» **PROBLEM DESCRIPTION**: Output every record below exactly as it appears.

Extracted records
_ _ _ _

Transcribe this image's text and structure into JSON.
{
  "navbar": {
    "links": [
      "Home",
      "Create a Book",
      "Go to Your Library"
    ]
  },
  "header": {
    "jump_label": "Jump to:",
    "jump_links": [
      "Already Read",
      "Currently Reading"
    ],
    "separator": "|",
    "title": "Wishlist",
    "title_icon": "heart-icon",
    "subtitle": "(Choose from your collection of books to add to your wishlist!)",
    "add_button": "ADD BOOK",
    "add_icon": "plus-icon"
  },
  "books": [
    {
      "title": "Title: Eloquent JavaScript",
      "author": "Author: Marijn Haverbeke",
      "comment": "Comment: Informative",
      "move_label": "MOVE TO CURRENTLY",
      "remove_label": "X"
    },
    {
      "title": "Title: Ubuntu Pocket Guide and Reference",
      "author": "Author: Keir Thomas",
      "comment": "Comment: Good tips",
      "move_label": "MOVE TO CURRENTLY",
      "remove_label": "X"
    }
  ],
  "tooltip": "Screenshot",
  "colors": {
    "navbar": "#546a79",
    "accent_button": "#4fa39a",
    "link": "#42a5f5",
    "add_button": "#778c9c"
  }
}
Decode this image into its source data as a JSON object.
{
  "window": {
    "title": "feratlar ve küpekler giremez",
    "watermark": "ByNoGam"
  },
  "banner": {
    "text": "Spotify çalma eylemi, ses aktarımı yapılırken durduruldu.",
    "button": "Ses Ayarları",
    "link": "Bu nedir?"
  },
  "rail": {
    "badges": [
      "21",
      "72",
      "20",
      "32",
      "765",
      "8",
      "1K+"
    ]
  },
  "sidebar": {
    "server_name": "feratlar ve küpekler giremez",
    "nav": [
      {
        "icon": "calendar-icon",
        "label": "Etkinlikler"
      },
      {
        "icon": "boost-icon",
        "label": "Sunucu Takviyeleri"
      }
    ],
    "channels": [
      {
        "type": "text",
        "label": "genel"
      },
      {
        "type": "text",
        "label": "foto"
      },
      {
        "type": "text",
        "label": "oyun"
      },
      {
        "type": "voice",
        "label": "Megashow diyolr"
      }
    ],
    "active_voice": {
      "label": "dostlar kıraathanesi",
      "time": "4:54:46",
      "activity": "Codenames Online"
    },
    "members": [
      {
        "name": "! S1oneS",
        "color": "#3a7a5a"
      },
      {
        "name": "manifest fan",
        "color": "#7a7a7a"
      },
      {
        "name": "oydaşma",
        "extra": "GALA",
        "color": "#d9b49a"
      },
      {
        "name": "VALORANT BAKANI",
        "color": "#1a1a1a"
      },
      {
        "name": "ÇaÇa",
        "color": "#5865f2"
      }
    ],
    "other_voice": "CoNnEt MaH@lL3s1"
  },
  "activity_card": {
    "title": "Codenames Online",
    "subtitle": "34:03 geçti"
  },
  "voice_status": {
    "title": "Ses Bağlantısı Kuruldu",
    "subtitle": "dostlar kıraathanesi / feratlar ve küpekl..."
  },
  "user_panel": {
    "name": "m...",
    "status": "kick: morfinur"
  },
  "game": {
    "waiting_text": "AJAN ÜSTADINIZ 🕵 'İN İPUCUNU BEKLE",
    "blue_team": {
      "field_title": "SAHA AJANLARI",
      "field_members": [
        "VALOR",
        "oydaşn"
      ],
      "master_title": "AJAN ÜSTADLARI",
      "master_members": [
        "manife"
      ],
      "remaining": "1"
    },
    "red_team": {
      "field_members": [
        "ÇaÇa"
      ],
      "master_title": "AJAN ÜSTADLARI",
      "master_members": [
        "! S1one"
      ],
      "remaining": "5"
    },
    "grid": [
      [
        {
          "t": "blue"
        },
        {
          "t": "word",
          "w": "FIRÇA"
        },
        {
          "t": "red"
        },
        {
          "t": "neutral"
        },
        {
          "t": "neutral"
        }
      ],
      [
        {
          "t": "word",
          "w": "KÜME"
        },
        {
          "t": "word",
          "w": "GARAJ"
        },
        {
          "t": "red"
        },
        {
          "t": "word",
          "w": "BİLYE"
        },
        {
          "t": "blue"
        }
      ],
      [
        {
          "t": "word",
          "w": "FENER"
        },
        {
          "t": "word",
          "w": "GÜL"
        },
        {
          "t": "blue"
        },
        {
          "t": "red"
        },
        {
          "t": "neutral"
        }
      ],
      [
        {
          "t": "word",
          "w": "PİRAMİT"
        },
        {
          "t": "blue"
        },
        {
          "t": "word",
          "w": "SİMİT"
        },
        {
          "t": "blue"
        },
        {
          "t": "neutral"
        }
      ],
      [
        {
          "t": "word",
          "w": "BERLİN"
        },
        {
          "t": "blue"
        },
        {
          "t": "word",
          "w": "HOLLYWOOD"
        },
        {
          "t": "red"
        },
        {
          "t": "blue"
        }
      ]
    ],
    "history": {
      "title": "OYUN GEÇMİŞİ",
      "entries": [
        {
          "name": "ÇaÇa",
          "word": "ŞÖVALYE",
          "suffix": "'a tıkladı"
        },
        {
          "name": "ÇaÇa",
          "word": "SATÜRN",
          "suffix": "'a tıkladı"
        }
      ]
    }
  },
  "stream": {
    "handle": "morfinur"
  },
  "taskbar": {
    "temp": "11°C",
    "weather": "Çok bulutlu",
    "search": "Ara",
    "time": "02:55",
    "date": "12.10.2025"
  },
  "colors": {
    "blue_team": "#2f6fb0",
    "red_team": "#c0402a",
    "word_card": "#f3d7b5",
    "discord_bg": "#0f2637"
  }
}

_ _ _ _

» **EXERCISE RESULT**:
Transcribe this image's text and structure into JSON.
{
  "navbar": {
    "links": [
      "Home",
      "Create a Book",
      "Go to Your Library"
    ]
  },
  "header": {
    "jump_label": "Jump to:",
    "jump_links": [
      "Already Read",
      "Currently Reading"
    ],
    "separator": "|",
    "title": "Wishlist",
    "title_icon": "heart-icon",
    "subtitle": "(Choose from your collection of books to add to your wishlist!)",
    "add_button": "ADD BOOK",
    "add_icon": "plus-icon"
  },
  "books": [
    {
      "title": "Title: Eloquent JavaScript",
      "author": "Author: Marijn Haverbeke",
      "comment": "Comment: Informative",
      "move_label": "MOVE TO CURRENTLY",
      "remove_label": "X"
    },
    {
      "title": "Title: Ubuntu Pocket Guide and Reference",
      "author": "Author: Keir Thomas",
      "comment": "Comment: Good tips",
      "move_label": "MOVE TO CURRENTLY",
      "remove_label": "X"
    }
  ],
  "tooltip": "Screenshot",
  "colors": {
    "navbar": "#546a79",
    "accent_button": "#4fa39a",
    "link": "#42a5f5",
    "add_button": "#778c9c"
  }
}
Decode this image into its source data as a JSON object.
{
  "window": {
    "title": "feratlar ve küpekler giremez",
    "watermark": "ByNoGam"
  },
  "banner": {
    "text": "Spotify çalma eylemi, ses aktarımı yapılırken durduruldu.",
    "button": "Ses Ayarları",
    "link": "Bu nedir?"
  },
  "rail": {
    "badges": [
      "21",
      "72",
      "20",
      "32",
      "765",
      "8",
      "1K+"
    ]
  },
  "sidebar": {
    "server_name": "feratlar ve küpekler giremez",
    "nav": [
      {
        "icon": "calendar-icon",
        "label": "Etkinlikler"
      },
      {
        "icon": "boost-icon",
        "label": "Sunucu Takviyeleri"
      }
    ],
    "channels": [
      {
        "type": "text",
        "label": "genel"
      },
      {
        "type": "text",
        "label": "foto"
      },
      {
        "type": "text",
        "label": "oyun"
      },
      {
        "type": "voice",
        "label": "Megashow diyolr"
      }
    ],
    "active_voice": {
      "label": "dostlar kıraathanesi",
      "time": "4:54:46",
      "activity": "Codenames Online"
    },
    "members": [
      {
        "name": "! S1oneS",
        "color": "#3a7a5a"
      },
      {
        "name": "manifest fan",
        "color": "#7a7a7a"
      },
      {
        "name": "oydaşma",
        "extra": "GALA",
        "color": "#d9b49a"
      },
      {
        "name": "VALORANT BAKANI",
        "color": "#1a1a1a"
      },
      {
        "name": "ÇaÇa",
        "color": "#5865f2"
      }
    ],
    "other_voice": "CoNnEt MaH@lL3s1"
  },
  "activity_card": {
    "title": "Codenames Online",
    "subtitle": "34:03 geçti"
  },
  "voice_status": {
    "title": "Ses Bağlantısı Kuruldu",
    "subtitle": "dostlar kıraathanesi / feratlar ve küpekl..."
  },
  "user_panel": {
    "name": "m...",
    "status": "kick: morfinur"
  },
  "game": {
    "waiting_text": "AJAN ÜSTADINIZ 🕵 'İN İPUCUNU BEKLE",
    "blue_team": {
      "field_title": "SAHA AJANLARI",
      "field_members": [
        "VALOR",
        "oydaşn"
      ],
      "master_title": "AJAN ÜSTADLARI",
      "master_members": [
        "manife"
      ],
      "remaining": "1"
    },
    "red_team": {
      "field_members": [
        "ÇaÇa"
      ],
      "master_title": "AJAN ÜSTADLARI",
      "master_members": [
        "! S1one"
      ],
      "remaining": "5"
    },
    "grid": [
      [
        {
          "t": "blue"
        },
        {
          "t": "word",
          "w": "FIRÇA"
        },
        {
          "t": "red"
        },
        {
          "t": "neutral"
        },
        {
          "t": "neutral"
        }
      ],
      [
        {
          "t": "word",
          "w": "KÜME"
        },
        {
          "t": "word",
          "w": "GARAJ"
        },
        {
          "t": "red"
        },
        {
          "t": "word",
          "w": "BİLYE"
        },
        {
          "t": "blue"
        }
      ],
      [
        {
          "t": "word",
          "w": "FENER"
        },
        {
          "t": "word",
          "w": "GÜL"
        },
        {
          "t": "blue"
        },
        {
          "t": "red"
        },
        {
          "t": "neutral"
        }
      ],
      [
        {
          "t": "word",
          "w": "PİRAMİT"
        },
        {
          "t": "blue"
        },
        {
          "t": "word",
          "w": "SİMİT"
        },
        {
          "t": "blue"
        },
        {
          "t": "neutral"
        }
      ],
      [
        {
          "t": "word",
          "w": "BERLİN"
        },
        {
          "t": "blue"
        },
        {
          "t": "word",
          "w": "HOLLYWOOD"
        },
        {
          "t": "red"
        },
        {
          "t": "blue"
        }
      ]
    ],
    "history": {
      "title": "OYUN GEÇMİŞİ",
      "entries": [
        {
          "name": "ÇaÇa",
          "word": "ŞÖVALYE",
          "suffix": "'a tıkladı"
        },
        {
          "name": "ÇaÇa",
          "word": "SATÜRN",
          "suffix": "'a tıkladı"
        }
      ]
    }
  },
  "stream": {
    "handle": "morfinur"
  },
  "taskbar": {
    "temp": "11°C",
    "weather": "Çok bulutlu",
    "search": "Ara",
    "time": "02:55",
    "date": "12.10.2025"
  },
  "colors": {
    "blue_team": "#2f6fb0",
    "red_team": "#c0402a",
    "word_card": "#f3d7b5",
    "discord_bg": "#0f2637"
  }
}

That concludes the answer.